■ TASK: Copy all records precisely, apart from the pictures.

STUDY MATERIAL section start

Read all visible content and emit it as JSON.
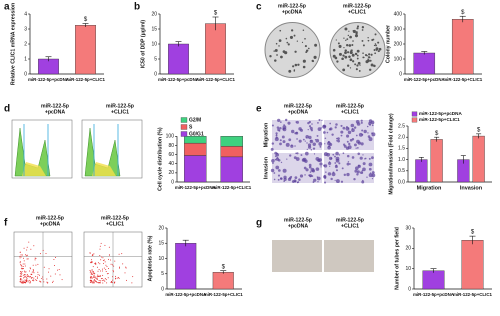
{
  "chart_data": [
    {
      "type": "bar",
      "panel": "a",
      "ylabel": "Relative CLIC1 mRNA expression",
      "categories": [
        "miR-122-5p+pcDNA",
        "miR-122-5p+CLIC1"
      ],
      "values": [
        1.0,
        3.25
      ],
      "errors": [
        0.15,
        0.12
      ],
      "significance": [
        null,
        "$"
      ],
      "colors": [
        "#a040e0",
        "#f47a7a"
      ],
      "ylim": [
        0,
        4
      ],
      "yticks": [
        0,
        1,
        2,
        3,
        4
      ]
    },
    {
      "type": "bar",
      "panel": "b",
      "ylabel": "IC50 of DDP (μg/ml)",
      "categories": [
        "miR-122-5p+pcDNA",
        "miR-122-5p+CLIC1"
      ],
      "values": [
        10,
        16.8
      ],
      "errors": [
        0.8,
        2.2
      ],
      "significance": [
        null,
        "$"
      ],
      "colors": [
        "#a040e0",
        "#f47a7a"
      ],
      "ylim": [
        0,
        20
      ],
      "yticks": [
        0,
        5,
        10,
        15,
        20
      ]
    },
    {
      "type": "bar",
      "panel": "c",
      "ylabel": "Colony number",
      "categories": [
        "miR-122-5p+pcDNA",
        "miR-122-5p+CLIC1"
      ],
      "values": [
        140,
        365
      ],
      "errors": [
        10,
        20
      ],
      "significance": [
        null,
        "$"
      ],
      "colors": [
        "#a040e0",
        "#f47a7a"
      ],
      "ylim": [
        0,
        400
      ],
      "yticks": [
        0,
        100,
        200,
        300,
        400
      ]
    },
    {
      "type": "stacked",
      "panel": "d",
      "ylabel": "Cell cycle distribution (%)",
      "categories": [
        "miR-122-5p+pcDNA",
        "miR-122-5p+CLIC1"
      ],
      "series": [
        {
          "name": "G2/M",
          "color": "#3fd17f",
          "values": [
            15,
            22
          ]
        },
        {
          "name": "S",
          "color": "#f06060",
          "values": [
            27,
            23
          ]
        },
        {
          "name": "G0/G1",
          "color": "#a040e0",
          "values": [
            58,
            55
          ]
        }
      ],
      "ylim": [
        0,
        140
      ],
      "yticks": [
        0,
        20,
        40,
        60,
        80,
        100
      ]
    },
    {
      "type": "grouped",
      "panel": "e",
      "ylabel": "Migration/Invasion (Fold change)",
      "categories": [
        "Migration",
        "Invasion"
      ],
      "series": [
        {
          "name": "miR-122-5p+pcDNA",
          "color": "#a040e0",
          "values": [
            1.0,
            1.0
          ],
          "errors": [
            0.1,
            0.18
          ],
          "significance": [
            null,
            null
          ]
        },
        {
          "name": "miR-122-5p+CLIC1",
          "color": "#f47a7a",
          "values": [
            1.9,
            2.05
          ],
          "errors": [
            0.1,
            0.1
          ],
          "significance": [
            "$",
            "$"
          ]
        }
      ],
      "ylim": [
        0,
        2.5
      ],
      "yticks": [
        {
          "value": 0,
          "label": "0.0"
        },
        0.5,
        {
          "value": 1,
          "label": "1.0"
        },
        1.5,
        {
          "value": 2,
          "label": "2.0"
        },
        2.5
      ]
    },
    {
      "type": "bar",
      "panel": "f",
      "ylabel": "Apoptosis rate (%)",
      "categories": [
        "miR-122-5p+pcDNA",
        "miR-122-5p+CLIC1"
      ],
      "values": [
        15,
        5.5
      ],
      "errors": [
        1.0,
        0.5
      ],
      "significance": [
        null,
        "$"
      ],
      "colors": [
        "#a040e0",
        "#f47a7a"
      ],
      "ylim": [
        0,
        20
      ],
      "yticks": [
        0,
        5,
        10,
        15,
        20
      ]
    },
    {
      "type": "bar",
      "panel": "g",
      "ylabel": "Number of tubes per field",
      "categories": [
        "miR-122-5p+pcDNA",
        "miR-122-5p+CLIC1"
      ],
      "values": [
        9,
        24
      ],
      "errors": [
        1.0,
        2.0
      ],
      "significance": [
        null,
        "$"
      ],
      "colors": [
        "#a040e0",
        "#f47a7a"
      ],
      "ylim": [
        0,
        30
      ],
      "yticks": [
        0,
        10,
        20,
        30
      ]
    }
  ],
  "image_panels": [
    {
      "captions": [
        [
          "miR-122-5p",
          "+pcDNA"
        ],
        [
          "miR-122-5p",
          "+CLIC1"
        ]
      ]
    },
    {
      "captions": [
        [
          "miR-122-5p",
          "+pcDNA"
        ],
        [
          "miR-122-5p",
          "+CLIC1"
        ]
      ]
    },
    {
      "captions": [
        [
          "miR-122-5p",
          "+pcDNA"
        ],
        [
          "miR-122-5p",
          "+CLIC1"
        ]
      ],
      "row_labels": [
        "Migration",
        "Invasion"
      ]
    },
    {
      "captions": [
        [
          "miR-122-5p",
          "+pcDNA"
        ],
        [
          "miR-122-5p",
          "+CLIC1"
        ]
      ]
    },
    {
      "captions": [
        [
          "miR-122-5p",
          "+pcDNA"
        ],
        [
          "miR-122-5p",
          "+CLIC1"
        ]
      ]
    }
  ]
}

STUDY MATERIAL section end

■ RESPONSE TO THE TASK:
Read all visible content and emit it as JSON.
{
  "chart_data": [
    {
      "type": "bar",
      "panel": "a",
      "ylabel": "Relative CLIC1 mRNA expression",
      "categories": [
        "miR-122-5p+pcDNA",
        "miR-122-5p+CLIC1"
      ],
      "values": [
        1.0,
        3.25
      ],
      "errors": [
        0.15,
        0.12
      ],
      "significance": [
        null,
        "$"
      ],
      "colors": [
        "#a040e0",
        "#f47a7a"
      ],
      "ylim": [
        0,
        4
      ],
      "yticks": [
        0,
        1,
        2,
        3,
        4
      ]
    },
    {
      "type": "bar",
      "panel": "b",
      "ylabel": "IC50 of DDP (μg/ml)",
      "categories": [
        "miR-122-5p+pcDNA",
        "miR-122-5p+CLIC1"
      ],
      "values": [
        10,
        16.8
      ],
      "errors": [
        0.8,
        2.2
      ],
      "significance": [
        null,
        "$"
      ],
      "colors": [
        "#a040e0",
        "#f47a7a"
      ],
      "ylim": [
        0,
        20
      ],
      "yticks": [
        0,
        5,
        10,
        15,
        20
      ]
    },
    {
      "type": "bar",
      "panel": "c",
      "ylabel": "Colony number",
      "categories": [
        "miR-122-5p+pcDNA",
        "miR-122-5p+CLIC1"
      ],
      "values": [
        140,
        365
      ],
      "errors": [
        10,
        20
      ],
      "significance": [
        null,
        "$"
      ],
      "colors": [
        "#a040e0",
        "#f47a7a"
      ],
      "ylim": [
        0,
        400
      ],
      "yticks": [
        0,
        100,
        200,
        300,
        400
      ]
    },
    {
      "type": "stacked",
      "panel": "d",
      "ylabel": "Cell cycle distribution (%)",
      "categories": [
        "miR-122-5p+pcDNA",
        "miR-122-5p+CLIC1"
      ],
      "series": [
        {
          "name": "G2/M",
          "color": "#3fd17f",
          "values": [
            15,
            22
          ]
        },
        {
          "name": "S",
          "color": "#f06060",
          "values": [
            27,
            23
          ]
        },
        {
          "name": "G0/G1",
          "color": "#a040e0",
          "values": [
            58,
            55
          ]
        }
      ],
      "ylim": [
        0,
        140
      ],
      "yticks": [
        0,
        20,
        40,
        60,
        80,
        100
      ]
    },
    {
      "type": "grouped",
      "panel": "e",
      "ylabel": "Migration/Invasion (Fold change)",
      "categories": [
        "Migration",
        "Invasion"
      ],
      "series": [
        {
          "name": "miR-122-5p+pcDNA",
          "color": "#a040e0",
          "values": [
            1.0,
            1.0
          ],
          "errors": [
            0.1,
            0.18
          ],
          "significance": [
            null,
            null
          ]
        },
        {
          "name": "miR-122-5p+CLIC1",
          "color": "#f47a7a",
          "values": [
            1.9,
            2.05
          ],
          "errors": [
            0.1,
            0.1
          ],
          "significance": [
            "$",
            "$"
          ]
        }
      ],
      "ylim": [
        0,
        2.5
      ],
      "yticks": [
        {
          "value": 0,
          "label": "0.0"
        },
        0.5,
        {
          "value": 1,
          "label": "1.0"
        },
        1.5,
        {
          "value": 2,
          "label": "2.0"
        },
        2.5
      ]
    },
    {
      "type": "bar",
      "panel": "f",
      "ylabel": "Apoptosis rate (%)",
      "categories": [
        "miR-122-5p+pcDNA",
        "miR-122-5p+CLIC1"
      ],
      "values": [
        15,
        5.5
      ],
      "errors": [
        1.0,
        0.5
      ],
      "significance": [
        null,
        "$"
      ],
      "colors": [
        "#a040e0",
        "#f47a7a"
      ],
      "ylim": [
        0,
        20
      ],
      "yticks": [
        0,
        5,
        10,
        15,
        20
      ]
    },
    {
      "type": "bar",
      "panel": "g",
      "ylabel": "Number of tubes per field",
      "categories": [
        "miR-122-5p+pcDNA",
        "miR-122-5p+CLIC1"
      ],
      "values": [
        9,
        24
      ],
      "errors": [
        1.0,
        2.0
      ],
      "significance": [
        null,
        "$"
      ],
      "colors": [
        "#a040e0",
        "#f47a7a"
      ],
      "ylim": [
        0,
        30
      ],
      "yticks": [
        0,
        10,
        20,
        30
      ]
    }
  ],
  "image_panels": [
    {
      "captions": [
        [
          "miR-122-5p",
          "+pcDNA"
        ],
        [
          "miR-122-5p",
          "+CLIC1"
        ]
      ]
    },
    {
      "captions": [
        [
          "miR-122-5p",
          "+pcDNA"
        ],
        [
          "miR-122-5p",
          "+CLIC1"
        ]
      ]
    },
    {
      "captions": [
        [
          "miR-122-5p",
          "+pcDNA"
        ],
        [
          "miR-122-5p",
          "+CLIC1"
        ]
      ],
      "row_labels": [
        "Migration",
        "Invasion"
      ]
    },
    {
      "captions": [
        [
          "miR-122-5p",
          "+pcDNA"
        ],
        [
          "miR-122-5p",
          "+CLIC1"
        ]
      ]
    },
    {
      "captions": [
        [
          "miR-122-5p",
          "+pcDNA"
        ],
        [
          "miR-122-5p",
          "+CLIC1"
        ]
      ]
    }
  ]
}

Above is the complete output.